State the number of lines that contain the word "Pengetahuan", and add nothing else.

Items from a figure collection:
┌──

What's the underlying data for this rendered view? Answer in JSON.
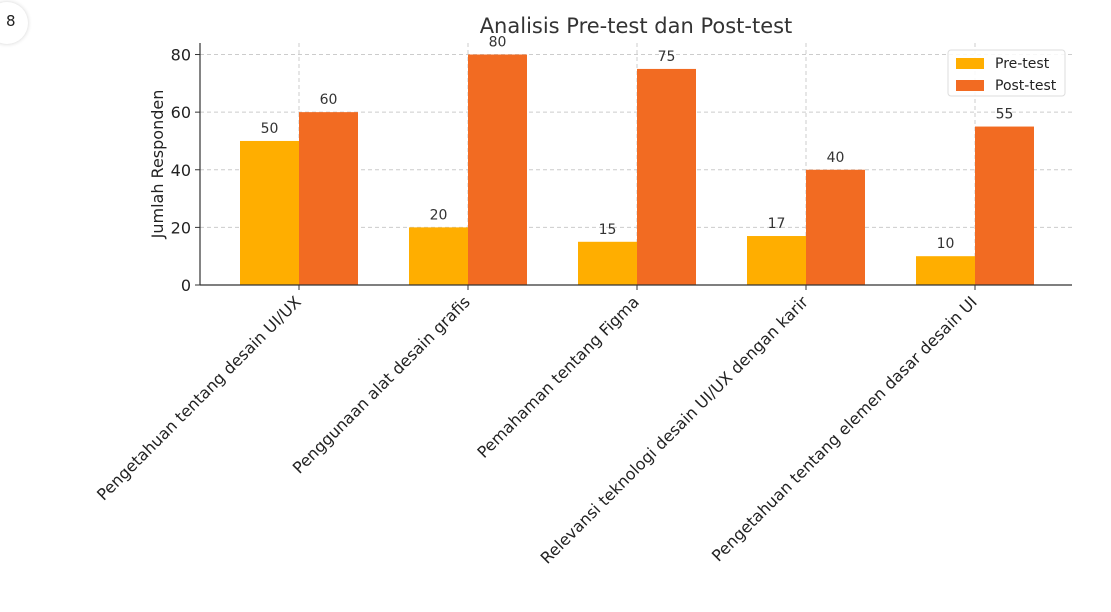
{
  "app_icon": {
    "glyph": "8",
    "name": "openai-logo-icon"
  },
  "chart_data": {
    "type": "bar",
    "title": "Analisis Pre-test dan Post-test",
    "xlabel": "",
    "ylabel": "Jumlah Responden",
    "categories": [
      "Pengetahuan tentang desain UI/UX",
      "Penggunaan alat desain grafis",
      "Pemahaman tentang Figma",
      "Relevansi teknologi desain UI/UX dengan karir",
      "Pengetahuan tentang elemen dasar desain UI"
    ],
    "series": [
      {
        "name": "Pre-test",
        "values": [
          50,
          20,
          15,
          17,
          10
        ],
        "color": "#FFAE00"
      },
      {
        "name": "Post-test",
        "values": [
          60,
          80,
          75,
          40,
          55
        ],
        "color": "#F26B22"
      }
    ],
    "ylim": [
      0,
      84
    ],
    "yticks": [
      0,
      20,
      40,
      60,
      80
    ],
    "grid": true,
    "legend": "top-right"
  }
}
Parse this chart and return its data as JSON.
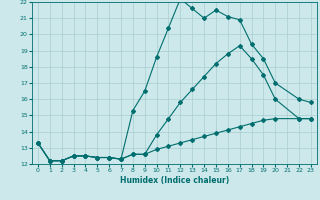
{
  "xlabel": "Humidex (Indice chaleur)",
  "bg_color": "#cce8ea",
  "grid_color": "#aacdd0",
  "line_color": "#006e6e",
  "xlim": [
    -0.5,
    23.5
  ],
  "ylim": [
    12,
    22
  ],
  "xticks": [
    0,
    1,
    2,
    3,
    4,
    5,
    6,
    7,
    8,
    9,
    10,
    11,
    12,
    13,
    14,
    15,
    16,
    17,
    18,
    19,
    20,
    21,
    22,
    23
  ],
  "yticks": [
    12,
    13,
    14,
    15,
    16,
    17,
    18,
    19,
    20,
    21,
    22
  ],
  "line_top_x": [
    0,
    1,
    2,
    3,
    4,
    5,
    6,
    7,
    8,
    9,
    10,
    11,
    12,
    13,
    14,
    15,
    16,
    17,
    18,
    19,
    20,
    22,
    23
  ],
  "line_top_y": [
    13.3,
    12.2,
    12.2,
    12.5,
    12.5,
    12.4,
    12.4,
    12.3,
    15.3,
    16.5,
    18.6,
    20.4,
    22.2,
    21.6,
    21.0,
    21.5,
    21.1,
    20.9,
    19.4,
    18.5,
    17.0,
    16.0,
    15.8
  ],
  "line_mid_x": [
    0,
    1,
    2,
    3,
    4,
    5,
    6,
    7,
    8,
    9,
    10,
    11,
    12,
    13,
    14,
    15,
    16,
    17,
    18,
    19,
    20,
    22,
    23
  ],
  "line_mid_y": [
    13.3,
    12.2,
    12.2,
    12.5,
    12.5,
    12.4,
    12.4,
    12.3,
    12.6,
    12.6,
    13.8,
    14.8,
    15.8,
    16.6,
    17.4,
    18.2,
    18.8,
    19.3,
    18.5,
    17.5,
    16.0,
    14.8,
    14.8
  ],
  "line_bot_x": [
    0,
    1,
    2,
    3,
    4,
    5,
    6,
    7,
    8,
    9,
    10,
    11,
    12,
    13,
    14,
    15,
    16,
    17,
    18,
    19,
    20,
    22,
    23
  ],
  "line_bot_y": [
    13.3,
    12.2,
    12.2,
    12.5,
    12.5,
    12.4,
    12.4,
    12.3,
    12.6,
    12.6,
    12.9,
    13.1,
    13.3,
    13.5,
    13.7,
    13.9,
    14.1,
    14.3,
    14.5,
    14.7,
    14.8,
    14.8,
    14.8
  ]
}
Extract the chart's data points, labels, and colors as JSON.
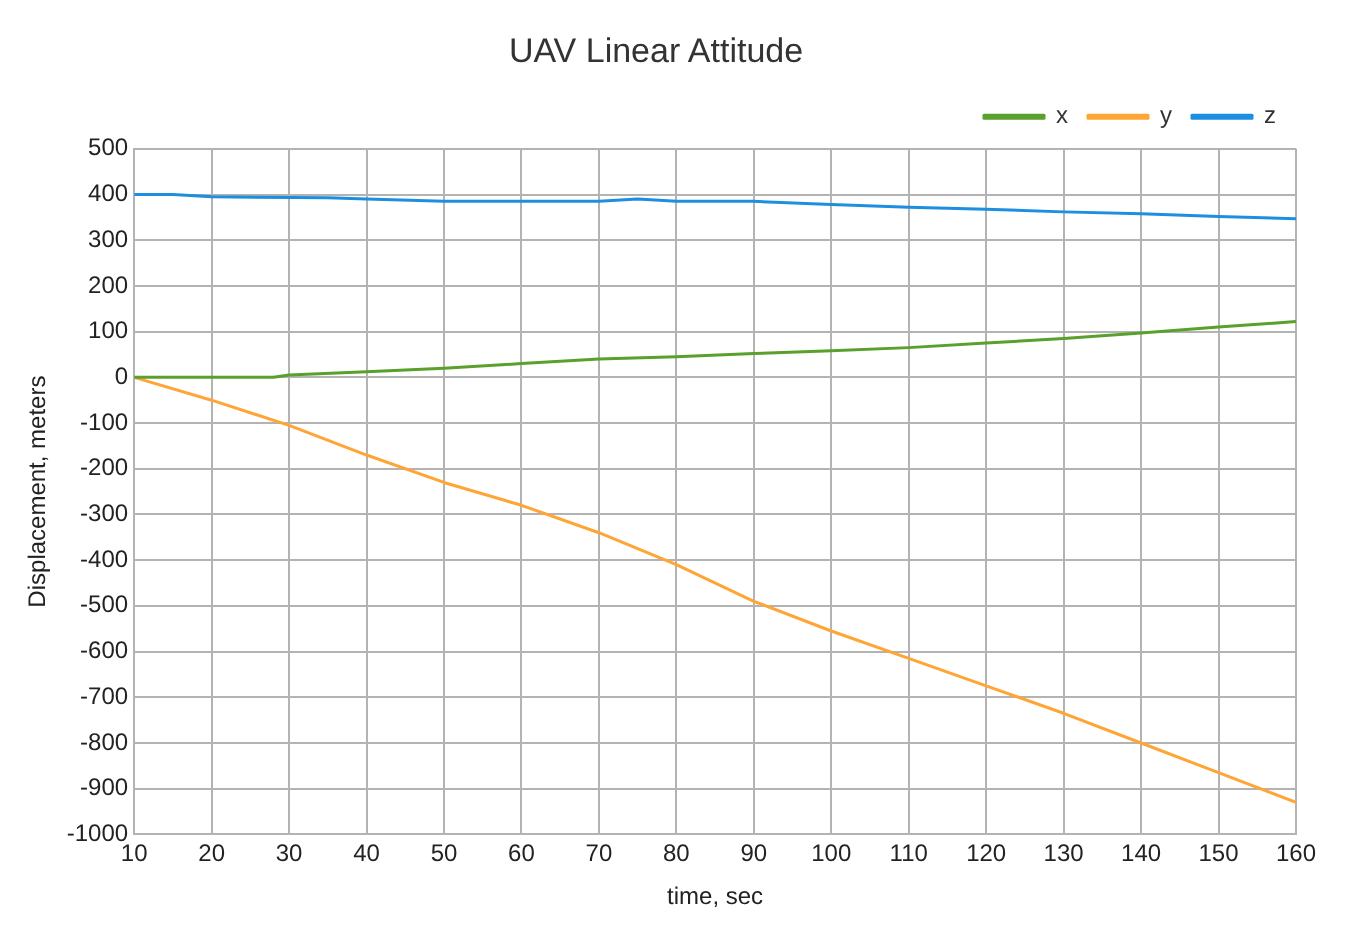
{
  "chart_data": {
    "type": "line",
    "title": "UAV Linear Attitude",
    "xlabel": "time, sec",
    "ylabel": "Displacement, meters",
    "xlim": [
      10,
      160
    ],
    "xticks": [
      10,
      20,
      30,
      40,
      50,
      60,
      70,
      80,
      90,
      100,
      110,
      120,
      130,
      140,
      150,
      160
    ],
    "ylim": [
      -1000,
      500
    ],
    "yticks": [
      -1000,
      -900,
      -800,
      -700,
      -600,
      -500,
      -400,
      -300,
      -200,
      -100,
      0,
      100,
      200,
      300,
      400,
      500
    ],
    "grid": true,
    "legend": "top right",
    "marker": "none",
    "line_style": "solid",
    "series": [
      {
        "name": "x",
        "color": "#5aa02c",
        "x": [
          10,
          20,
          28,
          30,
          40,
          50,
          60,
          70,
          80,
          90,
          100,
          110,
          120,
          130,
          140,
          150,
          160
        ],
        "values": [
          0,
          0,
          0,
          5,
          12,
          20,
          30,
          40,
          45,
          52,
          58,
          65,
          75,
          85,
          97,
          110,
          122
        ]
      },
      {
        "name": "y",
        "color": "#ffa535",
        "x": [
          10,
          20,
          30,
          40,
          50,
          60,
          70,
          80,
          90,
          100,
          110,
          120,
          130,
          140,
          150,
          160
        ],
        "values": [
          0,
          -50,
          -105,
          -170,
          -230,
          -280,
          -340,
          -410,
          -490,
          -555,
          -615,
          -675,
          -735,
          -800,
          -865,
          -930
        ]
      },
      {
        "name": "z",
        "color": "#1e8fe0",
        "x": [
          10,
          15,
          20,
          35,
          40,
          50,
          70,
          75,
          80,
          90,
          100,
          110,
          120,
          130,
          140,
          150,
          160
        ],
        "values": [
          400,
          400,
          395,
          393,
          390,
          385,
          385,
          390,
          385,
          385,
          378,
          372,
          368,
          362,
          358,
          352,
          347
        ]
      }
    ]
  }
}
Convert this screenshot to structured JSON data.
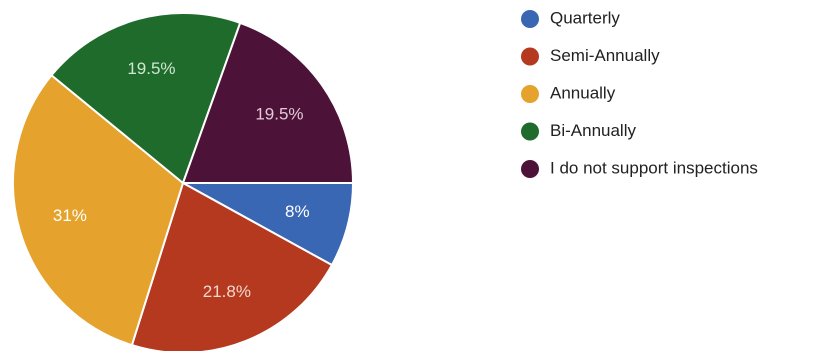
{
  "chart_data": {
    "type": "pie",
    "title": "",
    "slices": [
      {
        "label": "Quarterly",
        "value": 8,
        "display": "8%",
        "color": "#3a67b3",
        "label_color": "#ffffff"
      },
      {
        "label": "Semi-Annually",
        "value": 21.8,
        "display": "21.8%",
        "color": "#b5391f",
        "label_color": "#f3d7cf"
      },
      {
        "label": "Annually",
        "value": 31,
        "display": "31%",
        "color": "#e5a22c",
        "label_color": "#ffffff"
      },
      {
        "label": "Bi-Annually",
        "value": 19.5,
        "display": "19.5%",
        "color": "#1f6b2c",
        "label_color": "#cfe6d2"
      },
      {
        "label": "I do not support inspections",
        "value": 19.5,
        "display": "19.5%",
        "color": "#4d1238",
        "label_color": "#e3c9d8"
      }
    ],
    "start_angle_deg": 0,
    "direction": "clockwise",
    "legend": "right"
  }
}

└──

Exercise solution -
2